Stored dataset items

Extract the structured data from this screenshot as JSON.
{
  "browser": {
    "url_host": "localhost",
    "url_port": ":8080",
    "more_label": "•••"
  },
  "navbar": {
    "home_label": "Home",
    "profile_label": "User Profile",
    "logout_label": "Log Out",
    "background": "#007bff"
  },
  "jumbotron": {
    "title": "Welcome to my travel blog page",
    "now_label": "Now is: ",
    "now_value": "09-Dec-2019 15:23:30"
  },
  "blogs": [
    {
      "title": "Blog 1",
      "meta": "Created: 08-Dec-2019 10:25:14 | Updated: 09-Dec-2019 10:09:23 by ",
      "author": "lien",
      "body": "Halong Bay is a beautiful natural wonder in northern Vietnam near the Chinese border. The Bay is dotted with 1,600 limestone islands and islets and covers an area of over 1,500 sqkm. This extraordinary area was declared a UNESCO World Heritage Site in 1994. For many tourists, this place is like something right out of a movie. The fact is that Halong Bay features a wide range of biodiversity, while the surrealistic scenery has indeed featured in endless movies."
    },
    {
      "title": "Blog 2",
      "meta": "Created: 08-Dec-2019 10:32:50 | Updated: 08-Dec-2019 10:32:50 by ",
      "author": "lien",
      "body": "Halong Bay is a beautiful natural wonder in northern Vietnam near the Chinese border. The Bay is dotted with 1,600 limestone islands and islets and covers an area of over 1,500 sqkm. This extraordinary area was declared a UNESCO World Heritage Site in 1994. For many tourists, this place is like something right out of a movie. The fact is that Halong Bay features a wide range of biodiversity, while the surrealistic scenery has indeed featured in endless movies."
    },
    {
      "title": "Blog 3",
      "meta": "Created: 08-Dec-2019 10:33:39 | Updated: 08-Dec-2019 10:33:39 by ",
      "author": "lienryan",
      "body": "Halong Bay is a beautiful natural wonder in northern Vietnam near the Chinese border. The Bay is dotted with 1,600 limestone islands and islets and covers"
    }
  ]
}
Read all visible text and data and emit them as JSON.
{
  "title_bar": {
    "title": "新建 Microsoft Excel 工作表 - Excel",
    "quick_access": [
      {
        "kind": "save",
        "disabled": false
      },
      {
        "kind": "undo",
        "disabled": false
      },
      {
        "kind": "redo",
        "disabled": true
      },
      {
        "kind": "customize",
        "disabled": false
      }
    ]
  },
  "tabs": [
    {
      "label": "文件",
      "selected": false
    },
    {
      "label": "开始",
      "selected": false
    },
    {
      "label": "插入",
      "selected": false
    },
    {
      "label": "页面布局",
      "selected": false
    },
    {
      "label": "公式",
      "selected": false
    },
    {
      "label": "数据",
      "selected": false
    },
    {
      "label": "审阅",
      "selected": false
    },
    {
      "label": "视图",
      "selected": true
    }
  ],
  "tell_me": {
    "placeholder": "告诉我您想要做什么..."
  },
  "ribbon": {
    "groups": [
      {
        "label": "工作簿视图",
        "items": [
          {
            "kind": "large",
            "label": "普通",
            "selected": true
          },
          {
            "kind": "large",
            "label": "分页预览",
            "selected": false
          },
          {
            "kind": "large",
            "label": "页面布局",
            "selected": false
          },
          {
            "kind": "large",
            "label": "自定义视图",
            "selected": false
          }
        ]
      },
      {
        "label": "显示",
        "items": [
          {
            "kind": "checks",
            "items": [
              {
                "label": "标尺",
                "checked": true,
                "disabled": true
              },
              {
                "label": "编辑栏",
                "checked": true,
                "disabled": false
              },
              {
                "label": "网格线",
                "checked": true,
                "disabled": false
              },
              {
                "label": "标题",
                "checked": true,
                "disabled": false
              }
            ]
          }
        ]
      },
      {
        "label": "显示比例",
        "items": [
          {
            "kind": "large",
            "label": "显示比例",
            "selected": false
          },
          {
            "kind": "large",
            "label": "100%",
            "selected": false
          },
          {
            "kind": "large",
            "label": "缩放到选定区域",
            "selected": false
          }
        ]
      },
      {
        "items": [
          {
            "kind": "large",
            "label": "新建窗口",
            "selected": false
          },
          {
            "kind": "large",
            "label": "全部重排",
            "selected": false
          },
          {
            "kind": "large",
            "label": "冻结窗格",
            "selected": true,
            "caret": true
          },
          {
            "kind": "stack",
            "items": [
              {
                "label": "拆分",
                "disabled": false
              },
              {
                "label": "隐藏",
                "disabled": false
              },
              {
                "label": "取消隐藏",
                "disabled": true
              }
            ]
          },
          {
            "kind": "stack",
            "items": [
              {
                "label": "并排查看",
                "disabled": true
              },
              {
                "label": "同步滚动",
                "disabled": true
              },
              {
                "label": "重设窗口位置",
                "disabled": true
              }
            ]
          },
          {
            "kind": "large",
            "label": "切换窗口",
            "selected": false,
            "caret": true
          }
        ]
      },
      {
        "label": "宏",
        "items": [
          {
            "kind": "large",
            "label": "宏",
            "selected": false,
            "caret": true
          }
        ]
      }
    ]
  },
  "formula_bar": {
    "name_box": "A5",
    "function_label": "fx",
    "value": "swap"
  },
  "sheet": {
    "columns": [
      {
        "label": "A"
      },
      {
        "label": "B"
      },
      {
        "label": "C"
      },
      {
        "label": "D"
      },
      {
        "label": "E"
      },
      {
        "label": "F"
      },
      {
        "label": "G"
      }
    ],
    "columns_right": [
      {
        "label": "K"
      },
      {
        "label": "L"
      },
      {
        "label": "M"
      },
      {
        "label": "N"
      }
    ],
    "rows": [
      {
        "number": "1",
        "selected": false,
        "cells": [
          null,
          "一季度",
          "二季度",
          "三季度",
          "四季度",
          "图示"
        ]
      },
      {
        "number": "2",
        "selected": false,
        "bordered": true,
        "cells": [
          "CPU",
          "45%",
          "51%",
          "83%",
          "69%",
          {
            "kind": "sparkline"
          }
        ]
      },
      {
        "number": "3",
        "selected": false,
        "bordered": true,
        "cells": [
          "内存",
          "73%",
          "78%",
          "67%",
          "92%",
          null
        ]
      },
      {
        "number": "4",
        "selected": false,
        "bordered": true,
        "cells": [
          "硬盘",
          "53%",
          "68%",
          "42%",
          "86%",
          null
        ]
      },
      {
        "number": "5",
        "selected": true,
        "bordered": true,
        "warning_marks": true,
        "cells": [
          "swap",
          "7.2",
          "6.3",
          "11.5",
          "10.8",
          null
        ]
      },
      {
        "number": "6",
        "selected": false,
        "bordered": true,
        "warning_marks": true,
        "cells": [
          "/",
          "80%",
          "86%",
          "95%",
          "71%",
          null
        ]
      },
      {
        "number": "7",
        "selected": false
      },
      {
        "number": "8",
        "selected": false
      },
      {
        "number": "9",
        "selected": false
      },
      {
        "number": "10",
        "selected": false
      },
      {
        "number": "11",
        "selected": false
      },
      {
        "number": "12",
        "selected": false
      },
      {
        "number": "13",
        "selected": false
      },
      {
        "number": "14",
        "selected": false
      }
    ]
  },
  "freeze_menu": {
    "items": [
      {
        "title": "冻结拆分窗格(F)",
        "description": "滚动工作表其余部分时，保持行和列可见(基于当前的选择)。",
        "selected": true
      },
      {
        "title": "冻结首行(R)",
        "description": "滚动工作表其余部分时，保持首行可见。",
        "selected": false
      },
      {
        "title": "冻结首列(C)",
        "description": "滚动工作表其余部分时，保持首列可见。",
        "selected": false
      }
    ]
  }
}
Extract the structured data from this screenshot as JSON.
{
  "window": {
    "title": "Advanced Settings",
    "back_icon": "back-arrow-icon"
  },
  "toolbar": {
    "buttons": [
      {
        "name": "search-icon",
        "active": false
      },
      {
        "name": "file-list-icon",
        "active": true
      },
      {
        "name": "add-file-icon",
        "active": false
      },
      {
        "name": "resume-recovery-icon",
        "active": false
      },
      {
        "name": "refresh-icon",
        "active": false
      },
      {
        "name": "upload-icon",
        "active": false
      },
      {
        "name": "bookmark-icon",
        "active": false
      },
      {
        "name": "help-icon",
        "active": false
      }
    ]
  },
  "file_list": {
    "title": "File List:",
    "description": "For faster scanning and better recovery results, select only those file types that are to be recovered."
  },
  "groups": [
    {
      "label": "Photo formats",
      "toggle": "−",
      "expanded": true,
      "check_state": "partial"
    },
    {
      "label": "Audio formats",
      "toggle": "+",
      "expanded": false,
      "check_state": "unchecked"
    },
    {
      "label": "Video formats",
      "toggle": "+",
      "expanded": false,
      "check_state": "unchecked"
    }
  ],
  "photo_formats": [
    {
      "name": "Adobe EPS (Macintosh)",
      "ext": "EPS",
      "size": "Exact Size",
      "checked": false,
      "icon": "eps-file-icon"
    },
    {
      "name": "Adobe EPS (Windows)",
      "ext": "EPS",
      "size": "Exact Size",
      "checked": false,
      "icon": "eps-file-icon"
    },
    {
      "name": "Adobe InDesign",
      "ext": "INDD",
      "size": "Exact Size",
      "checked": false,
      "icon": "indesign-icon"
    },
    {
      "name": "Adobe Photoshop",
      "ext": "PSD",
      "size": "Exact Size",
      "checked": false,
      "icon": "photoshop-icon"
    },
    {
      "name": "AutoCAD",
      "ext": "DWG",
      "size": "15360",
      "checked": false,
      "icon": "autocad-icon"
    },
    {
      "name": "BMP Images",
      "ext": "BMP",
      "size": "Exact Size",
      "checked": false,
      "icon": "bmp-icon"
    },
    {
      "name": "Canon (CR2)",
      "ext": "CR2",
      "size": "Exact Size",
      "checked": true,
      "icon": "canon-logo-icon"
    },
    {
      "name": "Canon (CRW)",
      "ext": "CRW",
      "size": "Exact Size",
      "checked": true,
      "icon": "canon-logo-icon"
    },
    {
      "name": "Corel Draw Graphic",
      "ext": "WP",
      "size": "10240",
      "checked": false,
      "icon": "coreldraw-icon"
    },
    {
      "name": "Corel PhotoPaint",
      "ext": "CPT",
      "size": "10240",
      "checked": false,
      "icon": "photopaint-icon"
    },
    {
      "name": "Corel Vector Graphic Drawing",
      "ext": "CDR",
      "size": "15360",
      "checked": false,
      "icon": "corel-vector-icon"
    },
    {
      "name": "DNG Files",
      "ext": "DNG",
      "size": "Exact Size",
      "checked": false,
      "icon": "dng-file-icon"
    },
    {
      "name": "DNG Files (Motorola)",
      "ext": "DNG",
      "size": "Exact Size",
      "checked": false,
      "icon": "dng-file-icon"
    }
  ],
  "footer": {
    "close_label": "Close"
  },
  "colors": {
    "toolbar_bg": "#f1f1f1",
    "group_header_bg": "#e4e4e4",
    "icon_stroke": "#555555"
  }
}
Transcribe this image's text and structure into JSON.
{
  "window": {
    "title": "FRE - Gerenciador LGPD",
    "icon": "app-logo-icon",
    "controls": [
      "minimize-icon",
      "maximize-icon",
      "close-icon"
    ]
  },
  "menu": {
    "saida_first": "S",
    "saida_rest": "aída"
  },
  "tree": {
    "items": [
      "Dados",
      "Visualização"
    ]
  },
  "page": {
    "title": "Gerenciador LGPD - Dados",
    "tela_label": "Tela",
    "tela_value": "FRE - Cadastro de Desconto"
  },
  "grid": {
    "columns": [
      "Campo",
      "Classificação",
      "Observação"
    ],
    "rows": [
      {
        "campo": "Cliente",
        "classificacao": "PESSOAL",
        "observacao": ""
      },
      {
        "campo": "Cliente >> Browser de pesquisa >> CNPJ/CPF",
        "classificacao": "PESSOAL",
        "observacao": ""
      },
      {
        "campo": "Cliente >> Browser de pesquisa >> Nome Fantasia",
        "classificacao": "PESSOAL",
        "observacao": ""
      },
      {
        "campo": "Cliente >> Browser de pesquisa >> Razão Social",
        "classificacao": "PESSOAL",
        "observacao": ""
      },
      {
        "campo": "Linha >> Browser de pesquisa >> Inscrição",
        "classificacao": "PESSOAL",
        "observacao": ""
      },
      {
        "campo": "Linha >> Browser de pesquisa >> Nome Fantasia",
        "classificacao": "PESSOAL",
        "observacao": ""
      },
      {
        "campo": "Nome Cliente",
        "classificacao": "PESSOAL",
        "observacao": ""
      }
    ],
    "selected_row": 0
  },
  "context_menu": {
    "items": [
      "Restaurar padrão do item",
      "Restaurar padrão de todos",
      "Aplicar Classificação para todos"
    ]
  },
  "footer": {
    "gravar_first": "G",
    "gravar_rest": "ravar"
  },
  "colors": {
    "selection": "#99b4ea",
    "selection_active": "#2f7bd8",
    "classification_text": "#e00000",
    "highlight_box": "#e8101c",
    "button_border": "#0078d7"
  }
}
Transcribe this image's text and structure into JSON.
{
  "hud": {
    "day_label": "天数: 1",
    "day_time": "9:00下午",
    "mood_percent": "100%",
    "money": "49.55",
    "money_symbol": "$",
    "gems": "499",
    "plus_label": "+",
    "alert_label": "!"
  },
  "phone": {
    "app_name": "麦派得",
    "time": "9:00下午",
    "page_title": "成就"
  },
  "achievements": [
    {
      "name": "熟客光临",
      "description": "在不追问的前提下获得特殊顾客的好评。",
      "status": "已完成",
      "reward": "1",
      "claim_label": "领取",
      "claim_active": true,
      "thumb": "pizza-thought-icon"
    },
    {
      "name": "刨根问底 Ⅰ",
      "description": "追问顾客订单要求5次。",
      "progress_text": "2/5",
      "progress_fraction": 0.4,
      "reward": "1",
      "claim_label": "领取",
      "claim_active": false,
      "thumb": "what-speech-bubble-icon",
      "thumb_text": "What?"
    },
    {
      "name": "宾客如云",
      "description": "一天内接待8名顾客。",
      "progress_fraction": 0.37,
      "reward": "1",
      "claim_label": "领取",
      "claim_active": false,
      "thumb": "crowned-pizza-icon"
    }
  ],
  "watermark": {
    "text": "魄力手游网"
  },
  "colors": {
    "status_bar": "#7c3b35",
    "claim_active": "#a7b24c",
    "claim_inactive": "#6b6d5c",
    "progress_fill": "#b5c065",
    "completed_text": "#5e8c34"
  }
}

§ WHAT TO WORK ON: Give solely the number of lines in the data that contain the string "todos".

§ OUTPUT BELOW: 2